- _Work to do_
Pick out the lines containing "parts".

- _Listed entries_

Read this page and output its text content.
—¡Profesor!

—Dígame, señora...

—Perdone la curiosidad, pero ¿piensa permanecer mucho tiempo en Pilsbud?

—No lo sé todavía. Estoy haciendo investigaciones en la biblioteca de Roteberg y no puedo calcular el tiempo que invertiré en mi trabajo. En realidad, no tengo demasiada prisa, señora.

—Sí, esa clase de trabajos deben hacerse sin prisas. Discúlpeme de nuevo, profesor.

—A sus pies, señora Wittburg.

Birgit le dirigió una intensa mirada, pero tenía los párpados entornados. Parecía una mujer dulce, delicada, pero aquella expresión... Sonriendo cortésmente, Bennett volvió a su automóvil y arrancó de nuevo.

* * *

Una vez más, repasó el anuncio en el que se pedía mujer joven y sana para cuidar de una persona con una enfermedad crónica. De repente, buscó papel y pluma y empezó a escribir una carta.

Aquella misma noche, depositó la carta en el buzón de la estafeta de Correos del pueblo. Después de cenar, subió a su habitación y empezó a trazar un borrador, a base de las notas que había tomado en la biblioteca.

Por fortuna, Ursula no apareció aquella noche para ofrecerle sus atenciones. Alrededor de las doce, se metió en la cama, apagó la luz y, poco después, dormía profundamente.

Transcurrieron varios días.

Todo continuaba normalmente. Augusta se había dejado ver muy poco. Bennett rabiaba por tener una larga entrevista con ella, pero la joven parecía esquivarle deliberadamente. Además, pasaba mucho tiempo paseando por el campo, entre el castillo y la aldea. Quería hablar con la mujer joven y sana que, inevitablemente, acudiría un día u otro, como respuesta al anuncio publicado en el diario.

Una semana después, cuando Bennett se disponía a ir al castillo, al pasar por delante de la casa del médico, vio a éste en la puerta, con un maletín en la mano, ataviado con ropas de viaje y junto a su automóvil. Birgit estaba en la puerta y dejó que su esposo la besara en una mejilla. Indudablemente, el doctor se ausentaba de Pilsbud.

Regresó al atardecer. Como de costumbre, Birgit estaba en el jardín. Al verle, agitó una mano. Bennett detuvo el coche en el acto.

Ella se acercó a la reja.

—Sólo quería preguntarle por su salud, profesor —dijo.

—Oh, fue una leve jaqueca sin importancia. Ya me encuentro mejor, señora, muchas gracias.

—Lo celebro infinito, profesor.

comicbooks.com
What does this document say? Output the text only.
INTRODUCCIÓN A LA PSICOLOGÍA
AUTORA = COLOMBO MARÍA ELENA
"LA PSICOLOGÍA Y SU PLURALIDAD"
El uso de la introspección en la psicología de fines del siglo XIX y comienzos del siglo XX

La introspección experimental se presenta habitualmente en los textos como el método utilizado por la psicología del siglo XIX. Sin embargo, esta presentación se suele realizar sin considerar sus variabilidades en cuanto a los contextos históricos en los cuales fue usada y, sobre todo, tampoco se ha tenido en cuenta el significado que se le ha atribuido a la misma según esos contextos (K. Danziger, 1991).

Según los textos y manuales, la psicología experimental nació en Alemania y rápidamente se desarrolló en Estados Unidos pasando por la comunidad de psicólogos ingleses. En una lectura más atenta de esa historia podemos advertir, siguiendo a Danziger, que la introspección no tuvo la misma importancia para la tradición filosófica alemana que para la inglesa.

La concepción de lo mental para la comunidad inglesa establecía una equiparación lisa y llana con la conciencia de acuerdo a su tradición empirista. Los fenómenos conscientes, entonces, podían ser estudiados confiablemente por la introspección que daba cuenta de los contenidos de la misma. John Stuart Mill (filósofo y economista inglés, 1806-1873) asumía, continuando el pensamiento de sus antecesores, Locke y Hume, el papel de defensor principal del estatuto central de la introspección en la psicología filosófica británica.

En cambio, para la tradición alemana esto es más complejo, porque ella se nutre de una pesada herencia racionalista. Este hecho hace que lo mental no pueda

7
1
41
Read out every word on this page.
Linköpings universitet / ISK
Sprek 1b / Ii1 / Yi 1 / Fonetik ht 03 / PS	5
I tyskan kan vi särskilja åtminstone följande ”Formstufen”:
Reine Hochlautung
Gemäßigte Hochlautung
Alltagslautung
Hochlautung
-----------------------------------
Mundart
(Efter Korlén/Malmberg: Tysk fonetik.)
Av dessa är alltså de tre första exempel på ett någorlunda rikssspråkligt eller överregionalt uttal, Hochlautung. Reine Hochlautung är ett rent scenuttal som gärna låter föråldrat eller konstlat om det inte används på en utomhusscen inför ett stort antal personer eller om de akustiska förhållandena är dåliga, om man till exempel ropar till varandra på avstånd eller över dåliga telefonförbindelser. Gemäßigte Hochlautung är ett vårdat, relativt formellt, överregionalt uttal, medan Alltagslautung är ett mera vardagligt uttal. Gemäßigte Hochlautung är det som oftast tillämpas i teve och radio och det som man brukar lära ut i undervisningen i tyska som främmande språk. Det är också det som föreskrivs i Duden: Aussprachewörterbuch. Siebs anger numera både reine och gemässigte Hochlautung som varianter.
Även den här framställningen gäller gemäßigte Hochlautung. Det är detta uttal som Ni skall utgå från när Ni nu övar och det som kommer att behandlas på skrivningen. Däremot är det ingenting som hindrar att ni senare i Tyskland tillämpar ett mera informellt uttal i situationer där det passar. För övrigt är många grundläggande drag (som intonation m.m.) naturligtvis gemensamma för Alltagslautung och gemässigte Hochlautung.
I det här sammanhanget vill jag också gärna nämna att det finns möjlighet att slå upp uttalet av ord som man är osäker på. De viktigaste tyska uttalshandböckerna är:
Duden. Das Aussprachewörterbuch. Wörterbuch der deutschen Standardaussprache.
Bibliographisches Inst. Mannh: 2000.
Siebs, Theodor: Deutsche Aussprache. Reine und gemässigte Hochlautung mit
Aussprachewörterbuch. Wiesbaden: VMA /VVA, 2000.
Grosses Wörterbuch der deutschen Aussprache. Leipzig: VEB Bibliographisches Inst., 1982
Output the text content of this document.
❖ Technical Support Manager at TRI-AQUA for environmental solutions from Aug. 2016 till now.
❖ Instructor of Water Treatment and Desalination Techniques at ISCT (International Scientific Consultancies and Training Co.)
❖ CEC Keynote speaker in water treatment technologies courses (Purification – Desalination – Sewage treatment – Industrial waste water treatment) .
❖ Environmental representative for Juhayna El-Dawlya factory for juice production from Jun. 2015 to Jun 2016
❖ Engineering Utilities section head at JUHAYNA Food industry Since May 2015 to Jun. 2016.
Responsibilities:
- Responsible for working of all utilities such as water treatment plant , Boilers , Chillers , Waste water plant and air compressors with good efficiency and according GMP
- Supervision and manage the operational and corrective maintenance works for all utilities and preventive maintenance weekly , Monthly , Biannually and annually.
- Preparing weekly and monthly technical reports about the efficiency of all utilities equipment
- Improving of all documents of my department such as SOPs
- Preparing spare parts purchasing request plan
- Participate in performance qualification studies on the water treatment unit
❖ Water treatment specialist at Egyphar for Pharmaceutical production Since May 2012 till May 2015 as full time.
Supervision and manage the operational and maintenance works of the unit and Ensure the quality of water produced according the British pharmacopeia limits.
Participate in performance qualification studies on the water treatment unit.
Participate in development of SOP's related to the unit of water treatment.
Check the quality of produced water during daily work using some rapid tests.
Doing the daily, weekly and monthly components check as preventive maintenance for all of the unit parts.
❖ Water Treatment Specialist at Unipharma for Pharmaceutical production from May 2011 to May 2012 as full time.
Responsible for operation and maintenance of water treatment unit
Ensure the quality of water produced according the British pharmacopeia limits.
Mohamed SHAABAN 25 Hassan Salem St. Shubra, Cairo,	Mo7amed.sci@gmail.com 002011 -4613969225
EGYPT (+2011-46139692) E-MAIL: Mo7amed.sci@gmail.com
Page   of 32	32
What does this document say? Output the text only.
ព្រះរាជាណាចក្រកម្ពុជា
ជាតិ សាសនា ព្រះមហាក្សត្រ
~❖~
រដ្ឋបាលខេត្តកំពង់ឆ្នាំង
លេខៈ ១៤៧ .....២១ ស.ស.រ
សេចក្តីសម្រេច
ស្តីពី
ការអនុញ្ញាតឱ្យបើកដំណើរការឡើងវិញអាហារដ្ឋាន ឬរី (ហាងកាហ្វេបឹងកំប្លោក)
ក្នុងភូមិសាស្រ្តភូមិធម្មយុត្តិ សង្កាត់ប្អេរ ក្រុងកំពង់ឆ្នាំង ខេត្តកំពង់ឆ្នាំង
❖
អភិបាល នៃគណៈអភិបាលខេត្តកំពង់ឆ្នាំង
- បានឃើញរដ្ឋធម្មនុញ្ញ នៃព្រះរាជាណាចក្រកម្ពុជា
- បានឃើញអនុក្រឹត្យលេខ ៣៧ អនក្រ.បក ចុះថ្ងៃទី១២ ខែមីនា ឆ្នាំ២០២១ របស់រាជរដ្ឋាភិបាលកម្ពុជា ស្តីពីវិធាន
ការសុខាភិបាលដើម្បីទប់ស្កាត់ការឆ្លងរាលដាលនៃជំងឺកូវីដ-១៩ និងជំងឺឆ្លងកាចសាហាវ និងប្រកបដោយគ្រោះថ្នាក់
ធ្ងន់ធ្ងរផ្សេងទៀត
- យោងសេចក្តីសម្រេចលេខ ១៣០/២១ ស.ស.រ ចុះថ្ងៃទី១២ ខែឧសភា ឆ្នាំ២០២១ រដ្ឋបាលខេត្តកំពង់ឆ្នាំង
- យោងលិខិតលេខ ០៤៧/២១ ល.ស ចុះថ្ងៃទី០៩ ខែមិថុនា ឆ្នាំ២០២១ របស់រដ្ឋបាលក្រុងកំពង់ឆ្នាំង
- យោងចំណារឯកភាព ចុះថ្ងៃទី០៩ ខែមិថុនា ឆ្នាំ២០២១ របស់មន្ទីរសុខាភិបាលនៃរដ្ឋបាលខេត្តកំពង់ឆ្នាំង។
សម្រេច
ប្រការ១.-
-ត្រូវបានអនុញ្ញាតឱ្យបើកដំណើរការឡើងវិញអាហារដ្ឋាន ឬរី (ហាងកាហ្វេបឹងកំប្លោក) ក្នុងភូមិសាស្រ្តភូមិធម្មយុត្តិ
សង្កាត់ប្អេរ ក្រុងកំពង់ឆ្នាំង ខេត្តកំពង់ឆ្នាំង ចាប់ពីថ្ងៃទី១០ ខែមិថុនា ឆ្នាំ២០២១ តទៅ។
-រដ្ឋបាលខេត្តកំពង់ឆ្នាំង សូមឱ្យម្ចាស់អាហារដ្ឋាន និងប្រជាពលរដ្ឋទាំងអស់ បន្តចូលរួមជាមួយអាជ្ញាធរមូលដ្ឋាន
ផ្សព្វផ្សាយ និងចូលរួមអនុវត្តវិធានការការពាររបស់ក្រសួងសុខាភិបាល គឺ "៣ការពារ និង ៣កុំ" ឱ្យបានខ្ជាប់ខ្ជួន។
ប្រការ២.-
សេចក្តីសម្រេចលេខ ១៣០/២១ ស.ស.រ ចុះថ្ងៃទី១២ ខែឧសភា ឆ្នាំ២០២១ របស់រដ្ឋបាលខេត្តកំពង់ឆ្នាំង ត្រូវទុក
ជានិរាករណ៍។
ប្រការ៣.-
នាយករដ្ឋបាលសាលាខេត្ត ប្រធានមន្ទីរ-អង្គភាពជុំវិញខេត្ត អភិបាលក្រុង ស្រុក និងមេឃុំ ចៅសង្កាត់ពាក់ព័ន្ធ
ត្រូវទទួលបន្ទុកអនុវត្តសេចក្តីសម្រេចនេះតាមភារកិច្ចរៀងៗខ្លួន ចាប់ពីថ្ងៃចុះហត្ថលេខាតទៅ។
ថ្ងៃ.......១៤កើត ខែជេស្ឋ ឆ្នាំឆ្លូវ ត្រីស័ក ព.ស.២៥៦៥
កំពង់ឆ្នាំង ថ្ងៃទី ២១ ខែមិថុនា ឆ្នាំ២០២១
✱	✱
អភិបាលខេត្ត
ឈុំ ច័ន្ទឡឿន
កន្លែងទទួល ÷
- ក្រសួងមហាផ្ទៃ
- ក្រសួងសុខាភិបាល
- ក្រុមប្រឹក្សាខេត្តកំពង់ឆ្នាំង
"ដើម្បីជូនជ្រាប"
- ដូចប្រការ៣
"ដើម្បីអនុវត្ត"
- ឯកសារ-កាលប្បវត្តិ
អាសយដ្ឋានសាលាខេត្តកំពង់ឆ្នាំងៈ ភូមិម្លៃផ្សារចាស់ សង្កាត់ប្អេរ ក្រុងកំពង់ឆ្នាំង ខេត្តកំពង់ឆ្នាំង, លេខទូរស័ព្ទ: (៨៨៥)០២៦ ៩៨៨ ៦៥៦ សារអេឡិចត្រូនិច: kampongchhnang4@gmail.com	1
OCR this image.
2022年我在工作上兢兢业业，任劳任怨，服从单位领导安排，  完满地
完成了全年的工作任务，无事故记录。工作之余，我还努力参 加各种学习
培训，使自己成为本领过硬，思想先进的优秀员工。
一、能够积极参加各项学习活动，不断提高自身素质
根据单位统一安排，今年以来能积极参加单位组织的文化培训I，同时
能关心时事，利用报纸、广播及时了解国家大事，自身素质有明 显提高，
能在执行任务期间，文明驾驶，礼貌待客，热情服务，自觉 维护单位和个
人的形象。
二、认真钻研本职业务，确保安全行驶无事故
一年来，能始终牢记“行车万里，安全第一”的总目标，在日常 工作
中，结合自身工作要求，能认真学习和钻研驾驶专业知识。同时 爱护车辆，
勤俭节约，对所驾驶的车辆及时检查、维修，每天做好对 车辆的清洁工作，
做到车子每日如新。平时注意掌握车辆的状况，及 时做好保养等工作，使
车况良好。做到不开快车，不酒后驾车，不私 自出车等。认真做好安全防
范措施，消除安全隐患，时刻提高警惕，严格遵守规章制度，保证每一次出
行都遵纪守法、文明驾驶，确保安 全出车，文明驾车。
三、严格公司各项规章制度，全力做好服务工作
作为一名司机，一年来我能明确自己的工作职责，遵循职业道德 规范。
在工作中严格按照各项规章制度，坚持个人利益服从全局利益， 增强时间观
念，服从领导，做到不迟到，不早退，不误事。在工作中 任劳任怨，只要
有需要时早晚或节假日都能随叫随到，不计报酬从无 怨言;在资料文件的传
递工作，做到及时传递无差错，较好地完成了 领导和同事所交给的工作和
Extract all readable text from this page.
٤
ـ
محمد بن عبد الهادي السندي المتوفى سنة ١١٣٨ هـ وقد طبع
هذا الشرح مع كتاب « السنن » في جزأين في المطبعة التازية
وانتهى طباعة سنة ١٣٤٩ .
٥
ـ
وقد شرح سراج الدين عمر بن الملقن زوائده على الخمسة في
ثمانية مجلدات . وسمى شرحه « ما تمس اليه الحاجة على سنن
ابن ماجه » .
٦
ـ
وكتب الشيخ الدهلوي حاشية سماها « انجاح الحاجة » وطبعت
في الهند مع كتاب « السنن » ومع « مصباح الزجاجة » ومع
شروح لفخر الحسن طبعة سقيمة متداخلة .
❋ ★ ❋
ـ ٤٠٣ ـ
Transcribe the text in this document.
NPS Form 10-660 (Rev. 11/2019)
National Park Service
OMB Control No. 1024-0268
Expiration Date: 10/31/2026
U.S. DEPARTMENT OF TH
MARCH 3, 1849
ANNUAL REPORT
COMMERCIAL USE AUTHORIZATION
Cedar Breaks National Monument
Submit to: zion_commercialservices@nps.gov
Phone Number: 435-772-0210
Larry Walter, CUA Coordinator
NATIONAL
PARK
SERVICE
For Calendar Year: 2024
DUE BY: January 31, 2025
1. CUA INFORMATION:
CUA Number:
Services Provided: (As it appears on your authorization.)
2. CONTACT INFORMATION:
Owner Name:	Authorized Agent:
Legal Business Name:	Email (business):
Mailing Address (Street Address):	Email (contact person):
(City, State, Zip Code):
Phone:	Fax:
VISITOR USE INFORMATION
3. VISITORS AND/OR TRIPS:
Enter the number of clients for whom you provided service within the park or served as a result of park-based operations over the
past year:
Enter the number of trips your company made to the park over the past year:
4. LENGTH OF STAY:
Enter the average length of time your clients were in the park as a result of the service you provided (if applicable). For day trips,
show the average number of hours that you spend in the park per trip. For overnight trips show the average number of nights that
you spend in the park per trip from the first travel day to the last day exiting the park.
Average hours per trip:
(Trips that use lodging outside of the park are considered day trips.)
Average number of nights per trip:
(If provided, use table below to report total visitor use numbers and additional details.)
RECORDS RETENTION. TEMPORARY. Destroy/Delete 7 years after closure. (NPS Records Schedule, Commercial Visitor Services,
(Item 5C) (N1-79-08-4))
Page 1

- _Reply to the exercise_
- Preparing spare parts purchasing request plan
Doing the daily, weekly and monthly components check as preventive maintenance for all of the unit parts.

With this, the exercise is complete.